• _Task statement_
Give every entry again, word for word and in full.

======== Given entries

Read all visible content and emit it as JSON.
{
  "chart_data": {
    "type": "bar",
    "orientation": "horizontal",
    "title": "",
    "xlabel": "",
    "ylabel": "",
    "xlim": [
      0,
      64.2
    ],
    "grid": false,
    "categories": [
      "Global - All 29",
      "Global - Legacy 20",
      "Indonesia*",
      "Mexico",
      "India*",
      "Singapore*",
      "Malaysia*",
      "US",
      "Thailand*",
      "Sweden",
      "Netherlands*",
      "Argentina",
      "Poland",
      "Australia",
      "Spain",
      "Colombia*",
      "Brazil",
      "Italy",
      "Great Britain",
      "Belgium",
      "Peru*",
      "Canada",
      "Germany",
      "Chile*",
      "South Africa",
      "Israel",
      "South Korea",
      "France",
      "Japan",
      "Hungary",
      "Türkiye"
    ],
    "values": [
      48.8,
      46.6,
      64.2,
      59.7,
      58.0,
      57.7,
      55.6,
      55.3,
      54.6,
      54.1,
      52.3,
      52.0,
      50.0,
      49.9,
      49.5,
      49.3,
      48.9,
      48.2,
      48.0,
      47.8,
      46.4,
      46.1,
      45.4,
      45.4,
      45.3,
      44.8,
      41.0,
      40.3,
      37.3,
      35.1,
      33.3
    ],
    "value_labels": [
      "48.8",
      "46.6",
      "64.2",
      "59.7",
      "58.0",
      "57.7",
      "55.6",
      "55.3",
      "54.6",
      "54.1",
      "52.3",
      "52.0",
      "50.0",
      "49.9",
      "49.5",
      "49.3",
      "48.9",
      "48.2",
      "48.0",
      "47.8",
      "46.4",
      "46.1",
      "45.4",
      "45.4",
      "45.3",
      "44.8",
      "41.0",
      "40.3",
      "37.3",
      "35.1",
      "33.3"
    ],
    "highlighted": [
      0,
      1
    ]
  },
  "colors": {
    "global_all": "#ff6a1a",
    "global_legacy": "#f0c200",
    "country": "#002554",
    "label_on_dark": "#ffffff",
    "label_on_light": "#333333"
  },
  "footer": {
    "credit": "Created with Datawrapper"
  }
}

================

• _Complete output_
Read all visible content and emit it as JSON.
{
  "chart_data": {
    "type": "bar",
    "orientation": "horizontal",
    "title": "",
    "xlabel": "",
    "ylabel": "",
    "xlim": [
      0,
      64.2
    ],
    "grid": false,
    "categories": [
      "Global - All 29",
      "Global - Legacy 20",
      "Indonesia*",
      "Mexico",
      "India*",
      "Singapore*",
      "Malaysia*",
      "US",
      "Thailand*",
      "Sweden",
      "Netherlands*",
      "Argentina",
      "Poland",
      "Australia",
      "Spain",
      "Colombia*",
      "Brazil",
      "Italy",
      "Great Britain",
      "Belgium",
      "Peru*",
      "Canada",
      "Germany",
      "Chile*",
      "South Africa",
      "Israel",
      "South Korea",
      "France",
      "Japan",
      "Hungary",
      "Türkiye"
    ],
    "values": [
      48.8,
      46.6,
      64.2,
      59.7,
      58.0,
      57.7,
      55.6,
      55.3,
      54.6,
      54.1,
      52.3,
      52.0,
      50.0,
      49.9,
      49.5,
      49.3,
      48.9,
      48.2,
      48.0,
      47.8,
      46.4,
      46.1,
      45.4,
      45.4,
      45.3,
      44.8,
      41.0,
      40.3,
      37.3,
      35.1,
      33.3
    ],
    "value_labels": [
      "48.8",
      "46.6",
      "64.2",
      "59.7",
      "58.0",
      "57.7",
      "55.6",
      "55.3",
      "54.6",
      "54.1",
      "52.3",
      "52.0",
      "50.0",
      "49.9",
      "49.5",
      "49.3",
      "48.9",
      "48.2",
      "48.0",
      "47.8",
      "46.4",
      "46.1",
      "45.4",
      "45.4",
      "45.3",
      "44.8",
      "41.0",
      "40.3",
      "37.3",
      "35.1",
      "33.3"
    ],
    "highlighted": [
      0,
      1
    ]
  },
  "colors": {
    "global_all": "#ff6a1a",
    "global_legacy": "#f0c200",
    "country": "#002554",
    "label_on_dark": "#ffffff",
    "label_on_light": "#333333"
  },
  "footer": {
    "credit": "Created with Datawrapper"
  }
}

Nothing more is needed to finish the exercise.